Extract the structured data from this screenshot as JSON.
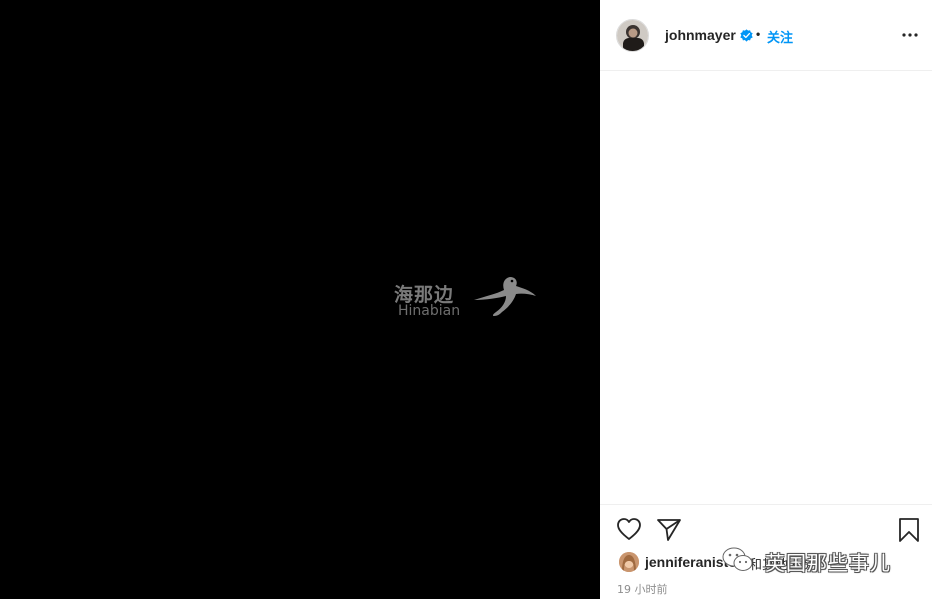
{
  "post": {
    "username": "johnmayer",
    "separator": "•",
    "follow_label": "关注",
    "verified": true
  },
  "watermark": {
    "chinese": "海那边",
    "latin": "Hinabian"
  },
  "likes": {
    "liker_name": "jenniferaniston",
    "rest_text": "和其他人赞了"
  },
  "overlay_watermark": {
    "text": "英国那些事儿"
  },
  "timestamp": "19 小时前",
  "icons": {
    "like": "heart-icon",
    "share": "paper-plane-icon",
    "save": "bookmark-icon",
    "more": "more-options-icon",
    "verified": "verified-badge-icon"
  },
  "colors": {
    "accent": "#0095f6",
    "media_background": "#000000",
    "text": "#262626",
    "secondary_text": "#8e8e8e"
  }
}
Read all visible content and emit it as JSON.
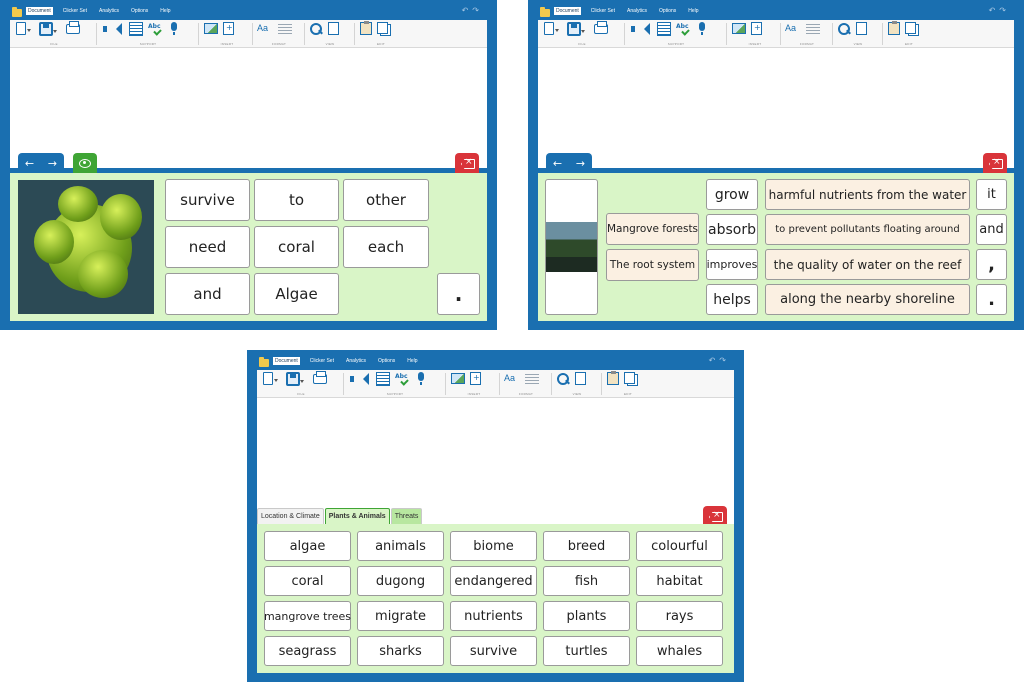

━━━━━━━━

# [Brief]
Print the full listing exactly, dropping the pictures.

# [Reply]
Extract the structured data from this screenshot as JSON.
{
  "post": {
    "username": "johnmayer",
    "separator": "•",
    "follow_label": "关注",
    "verified": true
  },
  "watermark": {
    "chinese": "海那边",
    "latin": "Hinabian"
  },
  "likes": {
    "liker_name": "jenniferaniston",
    "rest_text": "和其他人赞了"
  },
  "overlay_watermark": {
    "text": "英国那些事儿"
  },
  "timestamp": "19 小时前",
  "icons": {
    "like": "heart-icon",
    "share": "paper-plane-icon",
    "save": "bookmark-icon",
    "more": "more-options-icon",
    "verified": "verified-badge-icon"
  },
  "colors": {
    "accent": "#0095f6",
    "media_background": "#000000",
    "text": "#262626",
    "secondary_text": "#8e8e8e"
  }
}
Read all visible content and emit it as JSON.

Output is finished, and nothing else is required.